■ Task goal ■
Check every line of the entries that follow, and copy the ones containing "обязательств".

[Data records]
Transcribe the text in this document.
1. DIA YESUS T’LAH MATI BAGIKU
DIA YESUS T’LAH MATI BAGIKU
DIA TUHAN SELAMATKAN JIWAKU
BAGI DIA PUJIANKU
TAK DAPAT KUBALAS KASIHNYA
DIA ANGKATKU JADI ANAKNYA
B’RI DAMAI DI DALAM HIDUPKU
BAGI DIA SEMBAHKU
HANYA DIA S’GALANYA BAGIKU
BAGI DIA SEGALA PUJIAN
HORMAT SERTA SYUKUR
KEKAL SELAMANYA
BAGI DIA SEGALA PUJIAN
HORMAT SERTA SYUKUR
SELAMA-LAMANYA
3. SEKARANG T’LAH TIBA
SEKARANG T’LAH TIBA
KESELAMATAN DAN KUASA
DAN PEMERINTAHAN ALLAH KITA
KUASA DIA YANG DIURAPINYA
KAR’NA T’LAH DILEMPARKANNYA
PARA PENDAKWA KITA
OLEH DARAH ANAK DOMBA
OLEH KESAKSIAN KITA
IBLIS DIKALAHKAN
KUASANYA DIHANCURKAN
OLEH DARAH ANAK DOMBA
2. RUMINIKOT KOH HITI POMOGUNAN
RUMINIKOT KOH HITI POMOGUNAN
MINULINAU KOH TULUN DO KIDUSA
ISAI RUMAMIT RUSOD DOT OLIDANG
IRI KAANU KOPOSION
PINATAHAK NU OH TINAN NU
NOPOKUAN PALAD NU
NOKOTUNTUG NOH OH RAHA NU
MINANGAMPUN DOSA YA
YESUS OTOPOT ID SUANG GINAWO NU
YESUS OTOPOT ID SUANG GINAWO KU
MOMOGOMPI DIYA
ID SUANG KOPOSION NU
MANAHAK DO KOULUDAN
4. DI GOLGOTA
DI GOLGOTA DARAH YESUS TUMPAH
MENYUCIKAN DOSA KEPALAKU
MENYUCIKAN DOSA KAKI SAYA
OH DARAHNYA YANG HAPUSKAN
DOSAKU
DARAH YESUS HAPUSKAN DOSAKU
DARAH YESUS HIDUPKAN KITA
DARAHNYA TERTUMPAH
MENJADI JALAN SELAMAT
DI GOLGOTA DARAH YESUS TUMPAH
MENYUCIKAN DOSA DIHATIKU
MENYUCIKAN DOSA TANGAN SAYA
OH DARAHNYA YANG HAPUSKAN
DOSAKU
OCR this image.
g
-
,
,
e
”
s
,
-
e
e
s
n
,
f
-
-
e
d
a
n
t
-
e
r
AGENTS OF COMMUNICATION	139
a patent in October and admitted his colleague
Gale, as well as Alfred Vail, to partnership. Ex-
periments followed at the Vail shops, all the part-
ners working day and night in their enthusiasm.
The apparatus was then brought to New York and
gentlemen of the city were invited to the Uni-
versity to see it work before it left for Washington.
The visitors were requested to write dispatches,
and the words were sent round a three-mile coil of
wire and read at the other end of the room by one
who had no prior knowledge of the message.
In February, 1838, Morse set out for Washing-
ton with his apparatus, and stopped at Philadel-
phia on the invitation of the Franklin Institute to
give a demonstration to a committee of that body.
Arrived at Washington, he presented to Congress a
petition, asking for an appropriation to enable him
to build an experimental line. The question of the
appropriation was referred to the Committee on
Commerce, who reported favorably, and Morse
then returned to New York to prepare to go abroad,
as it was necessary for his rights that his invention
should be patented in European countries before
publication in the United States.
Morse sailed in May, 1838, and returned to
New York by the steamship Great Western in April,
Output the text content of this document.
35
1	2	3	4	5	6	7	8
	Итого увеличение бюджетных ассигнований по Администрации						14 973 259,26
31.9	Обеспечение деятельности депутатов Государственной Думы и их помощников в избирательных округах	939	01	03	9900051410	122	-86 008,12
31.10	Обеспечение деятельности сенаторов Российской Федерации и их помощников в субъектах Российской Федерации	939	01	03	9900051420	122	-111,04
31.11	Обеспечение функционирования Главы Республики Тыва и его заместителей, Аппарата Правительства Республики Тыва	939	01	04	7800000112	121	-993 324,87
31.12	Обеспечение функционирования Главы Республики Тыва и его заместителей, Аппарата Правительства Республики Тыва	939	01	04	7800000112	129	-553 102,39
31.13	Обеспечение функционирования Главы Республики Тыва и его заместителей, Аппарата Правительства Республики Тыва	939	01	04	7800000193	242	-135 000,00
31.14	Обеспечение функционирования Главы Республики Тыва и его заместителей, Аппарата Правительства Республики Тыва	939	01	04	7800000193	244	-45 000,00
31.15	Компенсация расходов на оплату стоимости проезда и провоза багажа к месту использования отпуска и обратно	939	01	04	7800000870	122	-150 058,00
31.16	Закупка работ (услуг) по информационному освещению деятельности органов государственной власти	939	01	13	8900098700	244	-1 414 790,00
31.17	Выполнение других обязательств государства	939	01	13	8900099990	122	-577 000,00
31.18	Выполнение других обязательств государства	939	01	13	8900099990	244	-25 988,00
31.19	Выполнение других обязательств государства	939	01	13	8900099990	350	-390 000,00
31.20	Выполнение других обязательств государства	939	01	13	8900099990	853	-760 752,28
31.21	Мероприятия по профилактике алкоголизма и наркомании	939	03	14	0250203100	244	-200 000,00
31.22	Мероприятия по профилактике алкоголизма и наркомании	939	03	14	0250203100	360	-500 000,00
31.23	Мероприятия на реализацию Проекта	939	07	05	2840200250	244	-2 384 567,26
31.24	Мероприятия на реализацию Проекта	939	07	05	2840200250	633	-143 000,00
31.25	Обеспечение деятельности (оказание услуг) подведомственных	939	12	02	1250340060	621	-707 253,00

■ Answer to the problem ■
31.17	Выполнение других обязательств государства	939	01	13	8900099990	122	-577 000,00
31.18	Выполнение других обязательств государства	939	01	13	8900099990	244	-25 988,00
31.19	Выполнение других обязательств государства	939	01	13	8900099990	350	-390 000,00
31.20	Выполнение других обязательств государства	939	01	13	8900099990	853	-760 752,28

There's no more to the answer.